Items from a data source:
----------

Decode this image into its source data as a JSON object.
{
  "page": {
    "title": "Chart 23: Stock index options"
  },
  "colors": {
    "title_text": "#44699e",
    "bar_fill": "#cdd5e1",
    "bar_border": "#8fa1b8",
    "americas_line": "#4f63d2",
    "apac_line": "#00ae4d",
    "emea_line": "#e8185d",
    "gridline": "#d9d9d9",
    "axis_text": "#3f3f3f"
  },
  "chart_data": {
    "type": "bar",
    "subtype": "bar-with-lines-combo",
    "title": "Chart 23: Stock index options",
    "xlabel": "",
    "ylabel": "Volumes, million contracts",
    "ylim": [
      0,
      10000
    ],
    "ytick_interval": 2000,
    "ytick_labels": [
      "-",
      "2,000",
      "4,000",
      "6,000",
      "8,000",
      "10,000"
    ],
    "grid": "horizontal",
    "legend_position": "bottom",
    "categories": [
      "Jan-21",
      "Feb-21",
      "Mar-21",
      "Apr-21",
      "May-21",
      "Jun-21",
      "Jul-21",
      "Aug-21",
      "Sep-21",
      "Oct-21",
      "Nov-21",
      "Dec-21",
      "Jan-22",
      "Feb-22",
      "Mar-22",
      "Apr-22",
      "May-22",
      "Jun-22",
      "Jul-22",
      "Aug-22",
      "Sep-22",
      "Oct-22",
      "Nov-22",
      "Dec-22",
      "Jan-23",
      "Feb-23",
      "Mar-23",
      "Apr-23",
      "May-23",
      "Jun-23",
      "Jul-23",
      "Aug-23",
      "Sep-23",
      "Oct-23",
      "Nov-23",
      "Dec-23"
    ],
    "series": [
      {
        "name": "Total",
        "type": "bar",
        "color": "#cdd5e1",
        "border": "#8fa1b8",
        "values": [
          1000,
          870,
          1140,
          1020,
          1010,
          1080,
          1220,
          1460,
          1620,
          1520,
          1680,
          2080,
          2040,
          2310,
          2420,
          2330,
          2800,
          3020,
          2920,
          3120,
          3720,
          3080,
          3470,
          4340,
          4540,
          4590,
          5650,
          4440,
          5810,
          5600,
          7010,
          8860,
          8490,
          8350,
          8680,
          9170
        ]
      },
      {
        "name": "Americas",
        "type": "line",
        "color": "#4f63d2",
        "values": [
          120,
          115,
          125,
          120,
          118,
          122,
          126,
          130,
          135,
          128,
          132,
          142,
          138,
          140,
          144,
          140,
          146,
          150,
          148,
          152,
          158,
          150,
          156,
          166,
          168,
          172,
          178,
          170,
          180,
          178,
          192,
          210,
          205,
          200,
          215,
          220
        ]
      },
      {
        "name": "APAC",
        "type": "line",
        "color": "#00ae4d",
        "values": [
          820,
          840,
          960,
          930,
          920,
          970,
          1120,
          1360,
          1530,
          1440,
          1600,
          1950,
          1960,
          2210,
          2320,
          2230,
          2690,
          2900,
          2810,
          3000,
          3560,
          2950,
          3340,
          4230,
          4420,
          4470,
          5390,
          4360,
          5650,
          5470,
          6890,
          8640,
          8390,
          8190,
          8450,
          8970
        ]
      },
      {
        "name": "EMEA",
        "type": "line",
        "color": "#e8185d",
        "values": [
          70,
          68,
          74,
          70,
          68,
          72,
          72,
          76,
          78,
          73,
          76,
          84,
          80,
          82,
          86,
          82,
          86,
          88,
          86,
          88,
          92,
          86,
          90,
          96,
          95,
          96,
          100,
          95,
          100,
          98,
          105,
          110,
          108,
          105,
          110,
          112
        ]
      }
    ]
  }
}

----------

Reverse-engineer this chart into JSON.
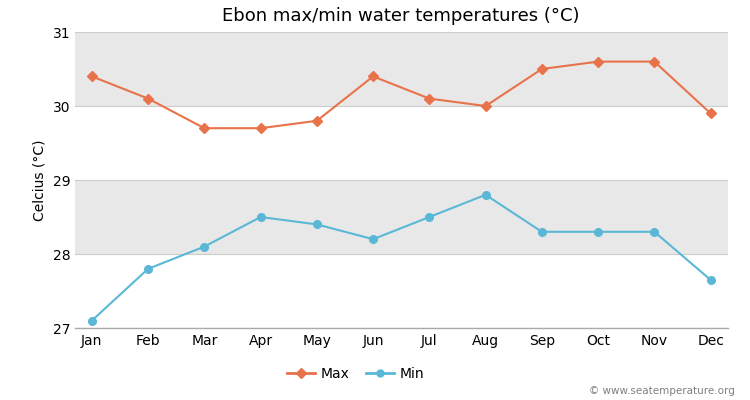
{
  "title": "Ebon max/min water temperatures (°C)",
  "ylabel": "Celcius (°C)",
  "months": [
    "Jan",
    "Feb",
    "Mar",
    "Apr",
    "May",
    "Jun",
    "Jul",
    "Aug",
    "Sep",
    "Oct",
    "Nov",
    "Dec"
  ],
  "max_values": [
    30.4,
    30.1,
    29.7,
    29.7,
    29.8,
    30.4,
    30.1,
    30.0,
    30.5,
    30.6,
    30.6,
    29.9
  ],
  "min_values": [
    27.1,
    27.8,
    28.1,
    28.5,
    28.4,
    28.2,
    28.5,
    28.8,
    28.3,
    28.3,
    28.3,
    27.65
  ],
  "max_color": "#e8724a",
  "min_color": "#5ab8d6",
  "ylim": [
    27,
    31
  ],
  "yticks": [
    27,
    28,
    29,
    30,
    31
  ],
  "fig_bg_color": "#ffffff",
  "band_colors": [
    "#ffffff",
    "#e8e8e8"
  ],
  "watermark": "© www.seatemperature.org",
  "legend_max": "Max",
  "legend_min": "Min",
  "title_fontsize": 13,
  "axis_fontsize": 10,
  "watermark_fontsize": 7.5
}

----------

STATED PROBLEM
From the listing, copy every line where the string "this" appears.

FULL RESPONSE
Decode this image into its source data as a JSON object.
Reverse-engineer this chart into JSON.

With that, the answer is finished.